Data supplied:
>>>
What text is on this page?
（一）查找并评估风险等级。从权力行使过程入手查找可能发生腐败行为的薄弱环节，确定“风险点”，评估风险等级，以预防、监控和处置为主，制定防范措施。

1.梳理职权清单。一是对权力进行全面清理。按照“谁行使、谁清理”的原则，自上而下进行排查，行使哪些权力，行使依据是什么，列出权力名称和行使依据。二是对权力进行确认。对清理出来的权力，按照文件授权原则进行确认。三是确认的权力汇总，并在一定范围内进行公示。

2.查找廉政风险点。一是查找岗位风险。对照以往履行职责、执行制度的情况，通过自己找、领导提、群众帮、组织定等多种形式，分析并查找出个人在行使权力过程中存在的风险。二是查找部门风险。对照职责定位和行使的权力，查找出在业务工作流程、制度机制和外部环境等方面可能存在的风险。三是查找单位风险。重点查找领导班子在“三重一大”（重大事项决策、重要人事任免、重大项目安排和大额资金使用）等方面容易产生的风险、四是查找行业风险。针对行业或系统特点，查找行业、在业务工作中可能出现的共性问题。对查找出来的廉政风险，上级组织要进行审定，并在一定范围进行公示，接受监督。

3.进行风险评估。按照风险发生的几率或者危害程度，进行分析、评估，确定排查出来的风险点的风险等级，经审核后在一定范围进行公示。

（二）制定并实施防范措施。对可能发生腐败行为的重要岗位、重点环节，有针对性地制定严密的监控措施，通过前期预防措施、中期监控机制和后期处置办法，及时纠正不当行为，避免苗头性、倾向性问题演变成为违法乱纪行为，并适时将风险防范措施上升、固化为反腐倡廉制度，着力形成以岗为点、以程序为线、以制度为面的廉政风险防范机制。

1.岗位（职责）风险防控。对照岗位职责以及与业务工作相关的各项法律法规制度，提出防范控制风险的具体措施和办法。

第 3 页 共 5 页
<<<
Direction: Return the listing above word for word.

Right answer:
What text is on this page?
（一）查找并评估风险等级。从权力行使过程入手查找可能发生腐败行为的薄弱环节，确定“风险点”，评估风险等级，以预防、监控和处置为主，制定防范措施。

1.梳理职权清单。一是对权力进行全面清理。按照“谁行使、谁清理”的原则，自上而下进行排查，行使哪些权力，行使依据是什么，列出权力名称和行使依据。二是对权力进行确认。对清理出来的权力，按照文件授权原则进行确认。三是确认的权力汇总，并在一定范围内进行公示。

2.查找廉政风险点。一是查找岗位风险。对照以往履行职责、执行制度的情况，通过自己找、领导提、群众帮、组织定等多种形式，分析并查找出个人在行使权力过程中存在的风险。二是查找部门风险。对照职责定位和行使的权力，查找出在业务工作流程、制度机制和外部环境等方面可能存在的风险。三是查找单位风险。重点查找领导班子在“三重一大”（重大事项决策、重要人事任免、重大项目安排和大额资金使用）等方面容易产生的风险、四是查找行业风险。针对行业或系统特点，查找行业、在业务工作中可能出现的共性问题。对查找出来的廉政风险，上级组织要进行审定，并在一定范围进行公示，接受监督。

3.进行风险评估。按照风险发生的几率或者危害程度，进行分析、评估，确定排查出来的风险点的风险等级，经审核后在一定范围进行公示。

（二）制定并实施防范措施。对可能发生腐败行为的重要岗位、重点环节，有针对性地制定严密的监控措施，通过前期预防措施、中期监控机制和后期处置办法，及时纠正不当行为，避免苗头性、倾向性问题演变成为违法乱纪行为，并适时将风险防范措施上升、固化为反腐倡廉制度，着力形成以岗为点、以程序为线、以制度为面的廉政风险防范机制。

1.岗位（职责）风险防控。对照岗位职责以及与业务工作相关的各项法律法规制度，提出防范控制风险的具体措施和办法。

第 3 页 共 5 页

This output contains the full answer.